***** PROVIDED RECORDS

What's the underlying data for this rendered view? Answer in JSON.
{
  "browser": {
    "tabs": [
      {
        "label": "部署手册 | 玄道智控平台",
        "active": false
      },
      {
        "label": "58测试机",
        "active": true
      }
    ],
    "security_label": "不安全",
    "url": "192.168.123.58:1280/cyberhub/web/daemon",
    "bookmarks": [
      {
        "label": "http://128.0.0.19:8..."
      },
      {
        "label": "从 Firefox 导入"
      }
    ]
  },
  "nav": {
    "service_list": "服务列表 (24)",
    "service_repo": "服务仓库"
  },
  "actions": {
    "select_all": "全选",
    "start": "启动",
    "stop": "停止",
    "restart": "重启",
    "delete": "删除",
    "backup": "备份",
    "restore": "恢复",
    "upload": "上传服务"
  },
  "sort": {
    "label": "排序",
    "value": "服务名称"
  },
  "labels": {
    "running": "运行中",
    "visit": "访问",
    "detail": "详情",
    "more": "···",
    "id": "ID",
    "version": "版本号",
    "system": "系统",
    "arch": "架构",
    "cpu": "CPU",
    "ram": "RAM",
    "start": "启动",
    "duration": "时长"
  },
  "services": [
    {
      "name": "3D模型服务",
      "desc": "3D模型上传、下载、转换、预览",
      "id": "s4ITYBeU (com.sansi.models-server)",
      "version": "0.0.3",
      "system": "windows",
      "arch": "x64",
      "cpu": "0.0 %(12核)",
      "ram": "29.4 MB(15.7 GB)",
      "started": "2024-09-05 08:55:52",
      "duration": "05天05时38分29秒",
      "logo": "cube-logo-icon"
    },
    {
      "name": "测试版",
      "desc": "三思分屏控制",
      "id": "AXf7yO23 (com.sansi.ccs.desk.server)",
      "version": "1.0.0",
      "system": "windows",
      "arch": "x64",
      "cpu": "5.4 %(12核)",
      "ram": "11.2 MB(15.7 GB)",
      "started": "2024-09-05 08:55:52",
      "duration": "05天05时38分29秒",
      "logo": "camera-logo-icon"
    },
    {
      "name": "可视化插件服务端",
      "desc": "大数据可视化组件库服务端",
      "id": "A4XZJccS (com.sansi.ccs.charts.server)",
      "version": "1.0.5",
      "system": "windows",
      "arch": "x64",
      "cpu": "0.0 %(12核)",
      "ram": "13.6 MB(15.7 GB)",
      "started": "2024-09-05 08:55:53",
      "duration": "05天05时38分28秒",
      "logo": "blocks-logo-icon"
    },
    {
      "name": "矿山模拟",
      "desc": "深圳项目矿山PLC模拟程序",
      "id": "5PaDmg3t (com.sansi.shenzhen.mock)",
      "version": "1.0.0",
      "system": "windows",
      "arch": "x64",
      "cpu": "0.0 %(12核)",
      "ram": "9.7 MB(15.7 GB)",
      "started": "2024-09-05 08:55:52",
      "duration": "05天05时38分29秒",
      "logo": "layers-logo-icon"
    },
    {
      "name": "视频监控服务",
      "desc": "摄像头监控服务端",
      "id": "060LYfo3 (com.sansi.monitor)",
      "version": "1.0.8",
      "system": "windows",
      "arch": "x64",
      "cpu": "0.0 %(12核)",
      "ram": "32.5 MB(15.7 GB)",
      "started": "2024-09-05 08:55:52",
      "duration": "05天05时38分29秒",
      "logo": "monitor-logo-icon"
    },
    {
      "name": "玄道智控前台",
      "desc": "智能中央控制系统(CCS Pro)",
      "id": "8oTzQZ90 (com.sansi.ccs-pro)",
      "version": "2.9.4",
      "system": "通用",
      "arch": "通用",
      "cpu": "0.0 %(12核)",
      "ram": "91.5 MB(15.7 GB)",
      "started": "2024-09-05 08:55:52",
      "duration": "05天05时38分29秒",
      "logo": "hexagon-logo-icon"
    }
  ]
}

**********

Restate the whole listing exactly.

__OUTPUT__.
What's the underlying data for this rendered view? Answer in JSON.
{
  "browser": {
    "tabs": [
      {
        "label": "部署手册 | 玄道智控平台",
        "active": false
      },
      {
        "label": "58测试机",
        "active": true
      }
    ],
    "security_label": "不安全",
    "url": "192.168.123.58:1280/cyberhub/web/daemon",
    "bookmarks": [
      {
        "label": "http://128.0.0.19:8..."
      },
      {
        "label": "从 Firefox 导入"
      }
    ]
  },
  "nav": {
    "service_list": "服务列表 (24)",
    "service_repo": "服务仓库"
  },
  "actions": {
    "select_all": "全选",
    "start": "启动",
    "stop": "停止",
    "restart": "重启",
    "delete": "删除",
    "backup": "备份",
    "restore": "恢复",
    "upload": "上传服务"
  },
  "sort": {
    "label": "排序",
    "value": "服务名称"
  },
  "labels": {
    "running": "运行中",
    "visit": "访问",
    "detail": "详情",
    "more": "···",
    "id": "ID",
    "version": "版本号",
    "system": "系统",
    "arch": "架构",
    "cpu": "CPU",
    "ram": "RAM",
    "start": "启动",
    "duration": "时长"
  },
  "services": [
    {
      "name": "3D模型服务",
      "desc": "3D模型上传、下载、转换、预览",
      "id": "s4ITYBeU (com.sansi.models-server)",
      "version": "0.0.3",
      "system": "windows",
      "arch": "x64",
      "cpu": "0.0 %(12核)",
      "ram": "29.4 MB(15.7 GB)",
      "started": "2024-09-05 08:55:52",
      "duration": "05天05时38分29秒",
      "logo": "cube-logo-icon"
    },
    {
      "name": "测试版",
      "desc": "三思分屏控制",
      "id": "AXf7yO23 (com.sansi.ccs.desk.server)",
      "version": "1.0.0",
      "system": "windows",
      "arch": "x64",
      "cpu": "5.4 %(12核)",
      "ram": "11.2 MB(15.7 GB)",
      "started": "2024-09-05 08:55:52",
      "duration": "05天05时38分29秒",
      "logo": "camera-logo-icon"
    },
    {
      "name": "可视化插件服务端",
      "desc": "大数据可视化组件库服务端",
      "id": "A4XZJccS (com.sansi.ccs.charts.server)",
      "version": "1.0.5",
      "system": "windows",
      "arch": "x64",
      "cpu": "0.0 %(12核)",
      "ram": "13.6 MB(15.7 GB)",
      "started": "2024-09-05 08:55:53",
      "duration": "05天05时38分28秒",
      "logo": "blocks-logo-icon"
    },
    {
      "name": "矿山模拟",
      "desc": "深圳项目矿山PLC模拟程序",
      "id": "5PaDmg3t (com.sansi.shenzhen.mock)",
      "version": "1.0.0",
      "system": "windows",
      "arch": "x64",
      "cpu": "0.0 %(12核)",
      "ram": "9.7 MB(15.7 GB)",
      "started": "2024-09-05 08:55:52",
      "duration": "05天05时38分29秒",
      "logo": "layers-logo-icon"
    },
    {
      "name": "视频监控服务",
      "desc": "摄像头监控服务端",
      "id": "060LYfo3 (com.sansi.monitor)",
      "version": "1.0.8",
      "system": "windows",
      "arch": "x64",
      "cpu": "0.0 %(12核)",
      "ram": "32.5 MB(15.7 GB)",
      "started": "2024-09-05 08:55:52",
      "duration": "05天05时38分29秒",
      "logo": "monitor-logo-icon"
    },
    {
      "name": "玄道智控前台",
      "desc": "智能中央控制系统(CCS Pro)",
      "id": "8oTzQZ90 (com.sansi.ccs-pro)",
      "version": "2.9.4",
      "system": "通用",
      "arch": "通用",
      "cpu": "0.0 %(12核)",
      "ram": "91.5 MB(15.7 GB)",
      "started": "2024-09-05 08:55:52",
      "duration": "05天05时38分29秒",
      "logo": "hexagon-logo-icon"
    }
  ]
}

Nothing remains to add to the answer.